Problem requirements: Say how many lines include "level", with no words around the number.

::: Supplied data :::

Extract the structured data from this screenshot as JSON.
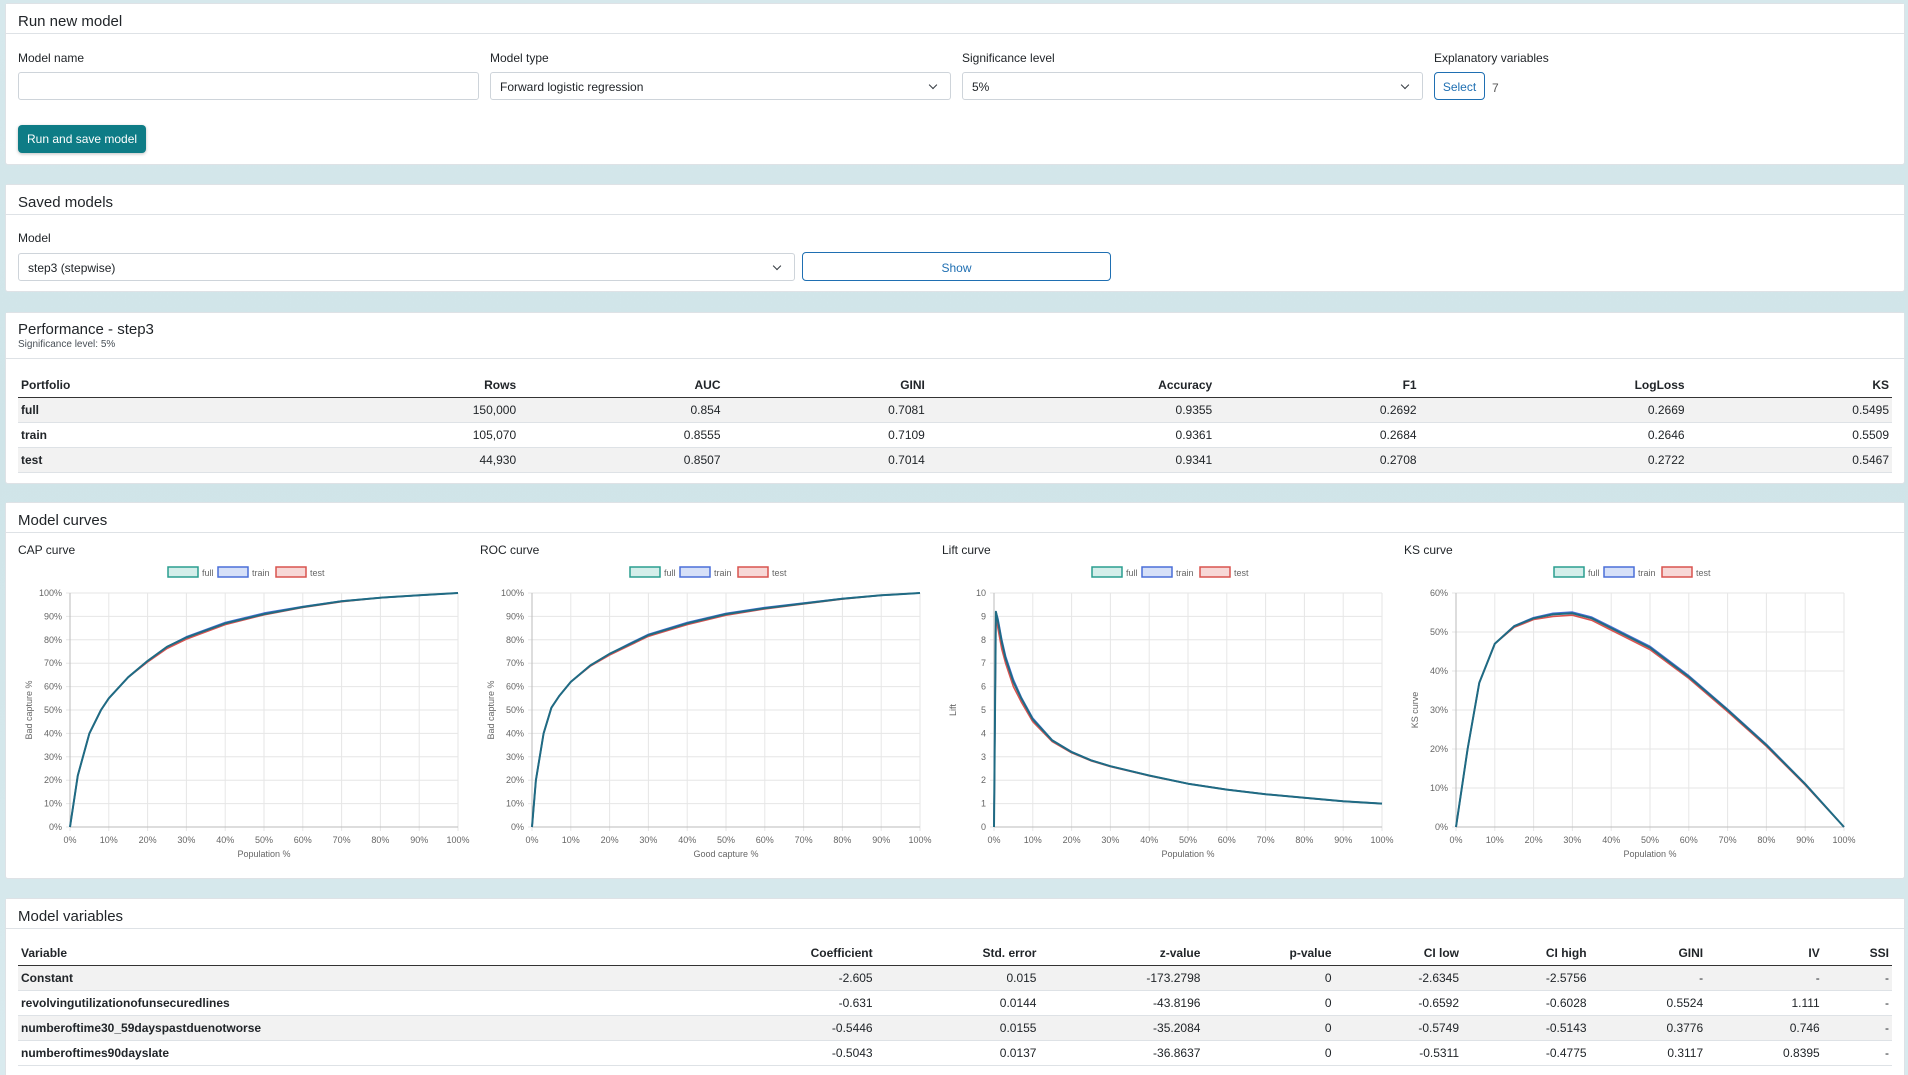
{
  "run_model": {
    "title": "Run new model",
    "model_name_label": "Model name",
    "model_name_value": "",
    "model_type_label": "Model type",
    "model_type_value": "Forward logistic regression",
    "significance_label": "Significance level",
    "significance_value": "5%",
    "explanatory_label": "Explanatory variables",
    "select_label": "Select",
    "explanatory_count": "7",
    "run_button": "Run and save model"
  },
  "saved_models": {
    "title": "Saved models",
    "model_label": "Model",
    "model_value": "step3 (stepwise)",
    "show_button": "Show"
  },
  "performance": {
    "title": "Performance - step3",
    "subtitle": "Significance level: 5%",
    "columns": [
      "Portfolio",
      "Rows",
      "AUC",
      "GINI",
      "Accuracy",
      "F1",
      "LogLoss",
      "KS"
    ],
    "rows": [
      [
        "full",
        "150,000",
        "0.854",
        "0.7081",
        "0.9355",
        "0.2692",
        "0.2669",
        "0.5495"
      ],
      [
        "train",
        "105,070",
        "0.8555",
        "0.7109",
        "0.9361",
        "0.2684",
        "0.2646",
        "0.5509"
      ],
      [
        "test",
        "44,930",
        "0.8507",
        "0.7014",
        "0.9341",
        "0.2708",
        "0.2722",
        "0.5467"
      ]
    ]
  },
  "curves": {
    "title": "Model curves",
    "legend": [
      "full",
      "train",
      "test"
    ],
    "colors": {
      "full": "#2a9d8f",
      "train": "#4a6fd8",
      "test": "#d9534f",
      "line": "#1f6b83"
    }
  },
  "chart_data": [
    {
      "type": "line",
      "title": "CAP curve",
      "xlabel": "Population %",
      "ylabel": "Bad capture %",
      "xlim": [
        0,
        100
      ],
      "ylim": [
        0,
        100
      ],
      "x_ticks": [
        "0%",
        "10%",
        "20%",
        "30%",
        "40%",
        "50%",
        "60%",
        "70%",
        "80%",
        "90%",
        "100%"
      ],
      "y_ticks": [
        "0%",
        "10%",
        "20%",
        "30%",
        "40%",
        "50%",
        "60%",
        "70%",
        "80%",
        "90%",
        "100%"
      ],
      "series": [
        {
          "name": "full",
          "x": [
            0,
            2,
            5,
            8,
            10,
            15,
            20,
            25,
            30,
            40,
            50,
            60,
            70,
            80,
            90,
            100
          ],
          "y": [
            0,
            22,
            40,
            50,
            55,
            64,
            71,
            77,
            81,
            87,
            91,
            94,
            96.5,
            98,
            99,
            100
          ]
        },
        {
          "name": "train",
          "x": [
            0,
            2,
            5,
            8,
            10,
            15,
            20,
            25,
            30,
            40,
            50,
            60,
            70,
            80,
            90,
            100
          ],
          "y": [
            0,
            22,
            40,
            50,
            55,
            64,
            71,
            77,
            81.3,
            87.4,
            91.4,
            94.2,
            96.6,
            98,
            99,
            100
          ]
        },
        {
          "name": "test",
          "x": [
            0,
            2,
            5,
            8,
            10,
            15,
            20,
            25,
            30,
            40,
            50,
            60,
            70,
            80,
            90,
            100
          ],
          "y": [
            0,
            22,
            40,
            50,
            55,
            64,
            70.5,
            76.3,
            80.3,
            86.5,
            90.7,
            93.8,
            96.3,
            98,
            99,
            100
          ]
        }
      ]
    },
    {
      "type": "line",
      "title": "ROC curve",
      "xlabel": "Good capture %",
      "ylabel": "Bad capture %",
      "xlim": [
        0,
        100
      ],
      "ylim": [
        0,
        100
      ],
      "x_ticks": [
        "0%",
        "10%",
        "20%",
        "30%",
        "40%",
        "50%",
        "60%",
        "70%",
        "80%",
        "90%",
        "100%"
      ],
      "y_ticks": [
        "0%",
        "10%",
        "20%",
        "30%",
        "40%",
        "50%",
        "60%",
        "70%",
        "80%",
        "90%",
        "100%"
      ],
      "series": [
        {
          "name": "full",
          "x": [
            0,
            1,
            3,
            5,
            7,
            10,
            15,
            20,
            25,
            30,
            40,
            50,
            60,
            70,
            80,
            90,
            100
          ],
          "y": [
            0,
            20,
            40,
            51,
            56,
            62,
            69,
            74,
            78,
            82,
            87,
            91,
            93.5,
            95.5,
            97.5,
            99,
            100
          ]
        },
        {
          "name": "train",
          "x": [
            0,
            1,
            3,
            5,
            7,
            10,
            15,
            20,
            25,
            30,
            40,
            50,
            60,
            70,
            80,
            90,
            100
          ],
          "y": [
            0,
            20,
            40,
            51,
            56,
            62,
            69,
            74,
            78.3,
            82.3,
            87.4,
            91.3,
            93.8,
            95.7,
            97.6,
            99,
            100
          ]
        },
        {
          "name": "test",
          "x": [
            0,
            1,
            3,
            5,
            7,
            10,
            15,
            20,
            25,
            30,
            40,
            50,
            60,
            70,
            80,
            90,
            100
          ],
          "y": [
            0,
            20,
            40,
            51,
            56,
            62,
            68.7,
            73.5,
            77.5,
            81.5,
            86.5,
            90.5,
            93.2,
            95.3,
            97.4,
            99,
            100
          ]
        }
      ]
    },
    {
      "type": "line",
      "title": "Lift curve",
      "xlabel": "Population %",
      "ylabel": "Lift",
      "xlim": [
        0,
        100
      ],
      "ylim": [
        0,
        10
      ],
      "x_ticks": [
        "0%",
        "10%",
        "20%",
        "30%",
        "40%",
        "50%",
        "60%",
        "70%",
        "80%",
        "90%",
        "100%"
      ],
      "y_ticks": [
        "0",
        "1",
        "2",
        "3",
        "4",
        "5",
        "6",
        "7",
        "8",
        "9",
        "10"
      ],
      "series": [
        {
          "name": "full",
          "x": [
            0,
            0.5,
            1,
            2,
            3,
            5,
            7,
            10,
            15,
            20,
            25,
            30,
            40,
            50,
            60,
            70,
            80,
            90,
            100
          ],
          "y": [
            0,
            9.2,
            8.8,
            7.9,
            7.2,
            6.2,
            5.5,
            4.6,
            3.7,
            3.2,
            2.85,
            2.6,
            2.2,
            1.85,
            1.6,
            1.4,
            1.25,
            1.1,
            1.0
          ]
        },
        {
          "name": "train",
          "x": [
            0,
            0.5,
            1,
            2,
            3,
            5,
            7,
            10,
            15,
            20,
            25,
            30,
            40,
            50,
            60,
            70,
            80,
            90,
            100
          ],
          "y": [
            0,
            9.2,
            8.9,
            8.0,
            7.3,
            6.3,
            5.55,
            4.65,
            3.72,
            3.22,
            2.86,
            2.6,
            2.2,
            1.85,
            1.6,
            1.4,
            1.25,
            1.1,
            1.0
          ]
        },
        {
          "name": "test",
          "x": [
            0,
            0.5,
            1,
            2,
            3,
            5,
            7,
            10,
            15,
            20,
            25,
            30,
            40,
            50,
            60,
            70,
            80,
            90,
            100
          ],
          "y": [
            0,
            9.0,
            8.5,
            7.6,
            7.0,
            6.0,
            5.35,
            4.5,
            3.65,
            3.17,
            2.83,
            2.58,
            2.19,
            1.85,
            1.6,
            1.4,
            1.25,
            1.1,
            1.0
          ]
        }
      ]
    },
    {
      "type": "line",
      "title": "KS curve",
      "xlabel": "Population %",
      "ylabel": "KS curve",
      "xlim": [
        0,
        100
      ],
      "ylim": [
        0,
        60
      ],
      "x_ticks": [
        "0%",
        "10%",
        "20%",
        "30%",
        "40%",
        "50%",
        "60%",
        "70%",
        "80%",
        "90%",
        "100%"
      ],
      "y_ticks": [
        "0%",
        "10%",
        "20%",
        "30%",
        "40%",
        "50%",
        "60%"
      ],
      "series": [
        {
          "name": "full",
          "x": [
            0,
            3,
            6,
            10,
            15,
            20,
            25,
            30,
            35,
            40,
            50,
            60,
            70,
            80,
            90,
            100
          ],
          "y": [
            0,
            20,
            37,
            47,
            51.5,
            53.5,
            54.5,
            54.8,
            53.5,
            51,
            46,
            38.5,
            30,
            21,
            11,
            0
          ]
        },
        {
          "name": "train",
          "x": [
            0,
            3,
            6,
            10,
            15,
            20,
            25,
            30,
            35,
            40,
            50,
            60,
            70,
            80,
            90,
            100
          ],
          "y": [
            0,
            20,
            37,
            47,
            51.6,
            53.7,
            54.8,
            55.1,
            53.8,
            51.3,
            46.3,
            38.8,
            30.2,
            21.2,
            11.1,
            0
          ]
        },
        {
          "name": "test",
          "x": [
            0,
            3,
            6,
            10,
            15,
            20,
            25,
            30,
            35,
            40,
            50,
            60,
            70,
            80,
            90,
            100
          ],
          "y": [
            0,
            20,
            37,
            47,
            51.2,
            53.2,
            54.0,
            54.3,
            53.0,
            50.5,
            45.5,
            38.1,
            29.6,
            20.7,
            10.8,
            0
          ]
        }
      ]
    }
  ],
  "variables": {
    "title": "Model variables",
    "columns": [
      "Variable",
      "Coefficient",
      "Std. error",
      "z-value",
      "p-value",
      "CI low",
      "CI high",
      "GINI",
      "IV",
      "SSI"
    ],
    "rows": [
      [
        "Constant",
        "-2.605",
        "0.015",
        "-173.2798",
        "0",
        "-2.6345",
        "-2.5756",
        "-",
        "-",
        "-"
      ],
      [
        "revolvingutilizationofunsecuredlines",
        "-0.631",
        "0.0144",
        "-43.8196",
        "0",
        "-0.6592",
        "-0.6028",
        "0.5524",
        "1.111",
        "-"
      ],
      [
        "numberoftime30_59dayspastduenotworse",
        "-0.5446",
        "0.0155",
        "-35.2084",
        "0",
        "-0.5749",
        "-0.5143",
        "0.3776",
        "0.746",
        "-"
      ],
      [
        "numberoftimes90dayslate",
        "-0.5043",
        "0.0137",
        "-36.8637",
        "0",
        "-0.5311",
        "-0.4775",
        "0.3117",
        "0.8395",
        "-"
      ]
    ]
  }
}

:::

Exercise output: 2